Tally the lines holding "Kurs" and state only that figure.
════════
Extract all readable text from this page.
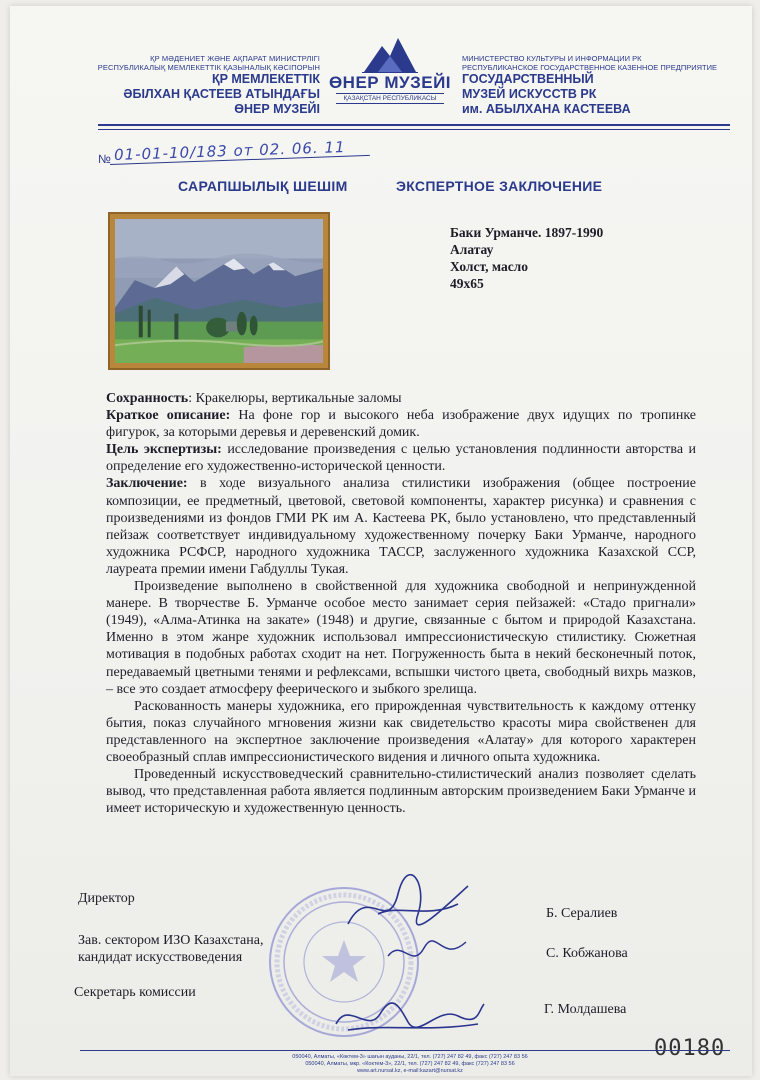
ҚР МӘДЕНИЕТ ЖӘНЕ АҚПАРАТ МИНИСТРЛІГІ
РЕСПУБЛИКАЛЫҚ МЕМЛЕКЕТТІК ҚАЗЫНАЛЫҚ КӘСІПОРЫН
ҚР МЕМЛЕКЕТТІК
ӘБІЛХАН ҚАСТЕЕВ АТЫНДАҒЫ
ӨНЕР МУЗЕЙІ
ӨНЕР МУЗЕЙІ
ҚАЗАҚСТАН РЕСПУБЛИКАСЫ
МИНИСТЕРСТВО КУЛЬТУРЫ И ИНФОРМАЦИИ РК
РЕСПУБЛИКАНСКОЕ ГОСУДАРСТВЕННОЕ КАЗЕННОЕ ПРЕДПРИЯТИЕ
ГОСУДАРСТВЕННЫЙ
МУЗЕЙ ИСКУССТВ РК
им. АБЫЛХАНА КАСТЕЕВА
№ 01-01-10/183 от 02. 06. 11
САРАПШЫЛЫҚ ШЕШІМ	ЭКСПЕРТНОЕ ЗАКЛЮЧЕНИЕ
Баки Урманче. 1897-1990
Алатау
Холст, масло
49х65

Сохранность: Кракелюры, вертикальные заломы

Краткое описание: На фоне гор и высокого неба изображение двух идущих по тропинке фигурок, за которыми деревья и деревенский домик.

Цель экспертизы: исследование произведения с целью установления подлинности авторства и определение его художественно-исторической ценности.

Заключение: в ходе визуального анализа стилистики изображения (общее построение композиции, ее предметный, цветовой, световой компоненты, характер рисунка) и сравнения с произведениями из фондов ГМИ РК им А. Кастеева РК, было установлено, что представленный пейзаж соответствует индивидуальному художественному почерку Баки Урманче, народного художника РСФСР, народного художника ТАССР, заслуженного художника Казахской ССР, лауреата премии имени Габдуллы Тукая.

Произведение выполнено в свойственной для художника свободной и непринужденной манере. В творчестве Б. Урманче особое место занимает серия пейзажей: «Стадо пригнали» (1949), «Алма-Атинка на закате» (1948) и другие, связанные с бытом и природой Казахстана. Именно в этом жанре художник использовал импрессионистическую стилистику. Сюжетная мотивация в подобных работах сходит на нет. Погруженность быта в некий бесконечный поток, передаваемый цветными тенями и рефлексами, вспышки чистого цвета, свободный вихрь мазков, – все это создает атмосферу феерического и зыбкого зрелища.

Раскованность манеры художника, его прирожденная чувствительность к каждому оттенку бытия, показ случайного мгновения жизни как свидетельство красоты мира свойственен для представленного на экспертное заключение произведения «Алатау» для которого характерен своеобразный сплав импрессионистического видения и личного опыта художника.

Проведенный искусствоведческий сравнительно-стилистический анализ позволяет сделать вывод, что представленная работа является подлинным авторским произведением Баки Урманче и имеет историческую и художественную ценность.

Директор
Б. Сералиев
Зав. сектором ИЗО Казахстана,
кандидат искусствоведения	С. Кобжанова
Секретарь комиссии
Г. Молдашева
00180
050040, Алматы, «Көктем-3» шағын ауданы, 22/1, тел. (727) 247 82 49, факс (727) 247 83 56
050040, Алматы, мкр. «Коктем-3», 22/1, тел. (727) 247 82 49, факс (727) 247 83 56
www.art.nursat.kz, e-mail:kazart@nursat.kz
════════
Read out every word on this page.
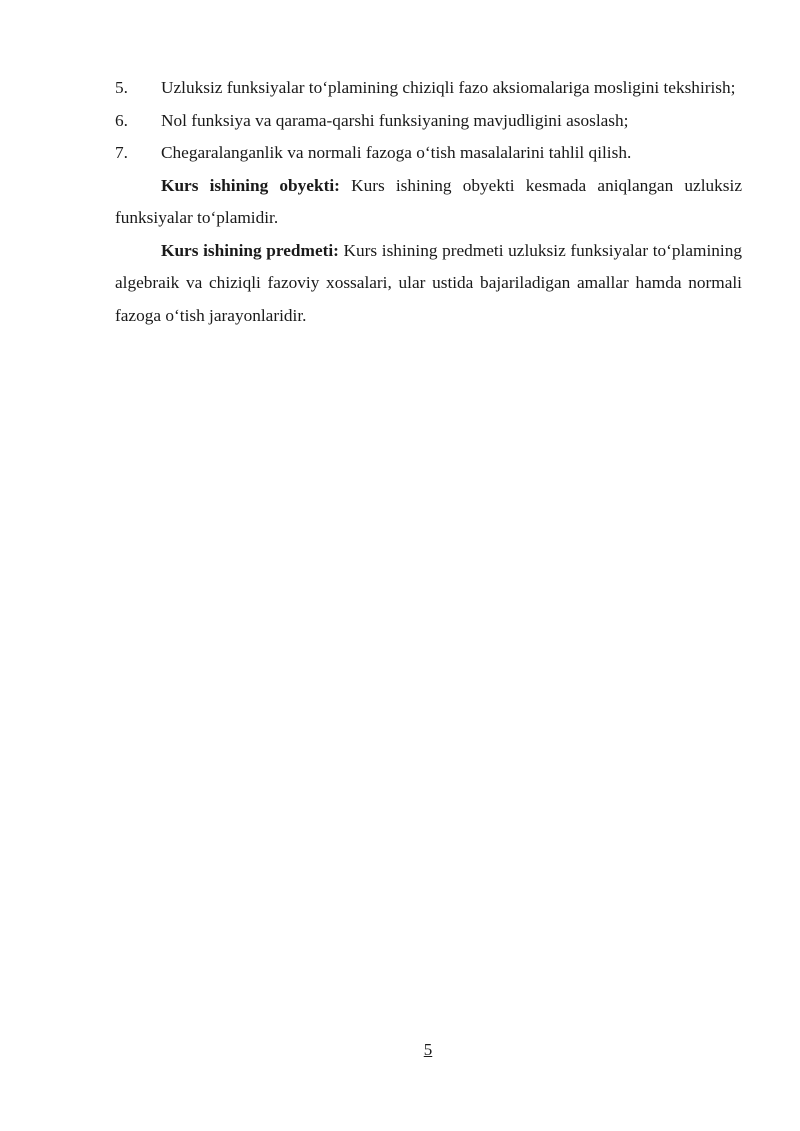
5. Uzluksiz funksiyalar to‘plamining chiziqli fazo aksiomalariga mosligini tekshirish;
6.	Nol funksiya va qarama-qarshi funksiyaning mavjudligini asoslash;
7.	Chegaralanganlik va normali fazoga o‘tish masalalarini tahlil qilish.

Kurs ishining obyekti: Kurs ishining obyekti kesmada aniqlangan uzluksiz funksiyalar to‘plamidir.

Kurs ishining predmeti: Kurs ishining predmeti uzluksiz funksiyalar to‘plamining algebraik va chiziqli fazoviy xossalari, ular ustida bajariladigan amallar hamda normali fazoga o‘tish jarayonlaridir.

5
════════
THE REPLY: 2